:: Written instruction ::
Within the listing below, locate all lines containing the word "Free". Copy each one.

:: Provided records ::
====================

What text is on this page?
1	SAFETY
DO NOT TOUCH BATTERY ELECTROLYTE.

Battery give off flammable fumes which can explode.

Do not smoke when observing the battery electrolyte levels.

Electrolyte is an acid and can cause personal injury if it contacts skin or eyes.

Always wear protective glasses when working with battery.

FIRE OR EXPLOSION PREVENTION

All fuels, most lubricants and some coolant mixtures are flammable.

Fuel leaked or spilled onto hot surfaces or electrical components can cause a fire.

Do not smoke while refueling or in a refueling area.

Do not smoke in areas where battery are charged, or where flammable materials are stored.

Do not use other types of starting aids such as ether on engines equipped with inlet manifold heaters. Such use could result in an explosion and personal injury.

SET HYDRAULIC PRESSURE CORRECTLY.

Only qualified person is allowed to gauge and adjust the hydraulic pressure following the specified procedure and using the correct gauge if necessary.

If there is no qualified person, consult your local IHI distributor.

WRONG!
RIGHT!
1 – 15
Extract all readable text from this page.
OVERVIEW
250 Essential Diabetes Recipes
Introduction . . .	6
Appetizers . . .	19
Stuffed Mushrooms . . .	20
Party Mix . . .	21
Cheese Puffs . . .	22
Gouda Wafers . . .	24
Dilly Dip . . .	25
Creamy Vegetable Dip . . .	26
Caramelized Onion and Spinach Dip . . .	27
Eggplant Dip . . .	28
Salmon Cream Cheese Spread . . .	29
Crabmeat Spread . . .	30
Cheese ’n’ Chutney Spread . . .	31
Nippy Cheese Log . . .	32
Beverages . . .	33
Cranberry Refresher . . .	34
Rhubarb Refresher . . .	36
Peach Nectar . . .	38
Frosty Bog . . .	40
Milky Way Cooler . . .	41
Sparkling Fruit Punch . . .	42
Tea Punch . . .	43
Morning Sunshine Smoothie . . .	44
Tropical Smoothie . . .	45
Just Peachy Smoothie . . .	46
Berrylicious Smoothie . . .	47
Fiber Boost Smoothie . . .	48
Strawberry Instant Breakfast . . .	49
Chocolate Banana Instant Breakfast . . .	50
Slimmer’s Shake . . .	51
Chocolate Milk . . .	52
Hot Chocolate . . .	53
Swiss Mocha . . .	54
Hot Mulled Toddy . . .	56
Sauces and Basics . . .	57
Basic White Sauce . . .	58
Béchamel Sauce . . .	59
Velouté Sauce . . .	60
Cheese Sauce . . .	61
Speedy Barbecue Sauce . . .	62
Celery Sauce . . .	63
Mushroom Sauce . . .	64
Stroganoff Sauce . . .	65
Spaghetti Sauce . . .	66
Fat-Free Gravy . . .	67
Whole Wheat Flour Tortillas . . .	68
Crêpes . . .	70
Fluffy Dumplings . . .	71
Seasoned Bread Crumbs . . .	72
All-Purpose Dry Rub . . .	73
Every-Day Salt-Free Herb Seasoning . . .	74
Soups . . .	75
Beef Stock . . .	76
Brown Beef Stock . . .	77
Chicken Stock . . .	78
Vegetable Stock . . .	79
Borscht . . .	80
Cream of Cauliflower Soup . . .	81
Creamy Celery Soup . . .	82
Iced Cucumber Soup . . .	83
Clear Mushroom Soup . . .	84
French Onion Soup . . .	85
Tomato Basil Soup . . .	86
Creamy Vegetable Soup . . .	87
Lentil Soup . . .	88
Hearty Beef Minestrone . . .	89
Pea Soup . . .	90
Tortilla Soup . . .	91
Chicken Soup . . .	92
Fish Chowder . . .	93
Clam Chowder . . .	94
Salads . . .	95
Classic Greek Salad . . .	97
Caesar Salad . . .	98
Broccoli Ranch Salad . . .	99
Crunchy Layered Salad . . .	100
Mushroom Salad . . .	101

====================

:: Written answer ::
Fat-Free Gravy . . .	67
Every-Day Salt-Free Herb Seasoning . . .	74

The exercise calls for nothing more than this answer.